* Task to carry out *
Find and copy every line in the records that includes the string "расходы".

==========

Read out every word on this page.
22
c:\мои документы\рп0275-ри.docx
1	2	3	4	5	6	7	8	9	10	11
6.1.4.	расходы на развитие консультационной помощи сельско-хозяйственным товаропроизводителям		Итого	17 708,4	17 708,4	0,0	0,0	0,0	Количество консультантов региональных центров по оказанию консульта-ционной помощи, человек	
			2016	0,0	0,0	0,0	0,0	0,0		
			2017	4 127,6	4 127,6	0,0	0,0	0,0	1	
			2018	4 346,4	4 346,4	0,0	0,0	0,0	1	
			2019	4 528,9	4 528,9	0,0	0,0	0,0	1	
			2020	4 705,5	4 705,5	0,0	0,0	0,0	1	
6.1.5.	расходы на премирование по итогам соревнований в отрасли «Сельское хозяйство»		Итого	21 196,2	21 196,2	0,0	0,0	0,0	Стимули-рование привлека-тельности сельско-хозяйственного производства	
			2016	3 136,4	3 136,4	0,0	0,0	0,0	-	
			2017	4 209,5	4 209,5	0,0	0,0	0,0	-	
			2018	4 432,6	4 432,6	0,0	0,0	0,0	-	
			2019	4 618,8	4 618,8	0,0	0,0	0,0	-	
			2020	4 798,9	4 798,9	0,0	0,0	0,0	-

==========

* Result *
6.1.4.	расходы на развитие консультационной помощи сельско-хозяйственным товаропроизводителям		Итого	17 708,4	17 708,4	0,0	0,0	0,0	Количество консультантов региональных центров по оказанию консульта-ционной помощи, человек	
6.1.5.	расходы на премирование по итогам соревнований в отрасли «Сельское хозяйство»		Итого	21 196,2	21 196,2	0,0	0,0	0,0	Стимули-рование привлека-тельности сельско-хозяйственного производства	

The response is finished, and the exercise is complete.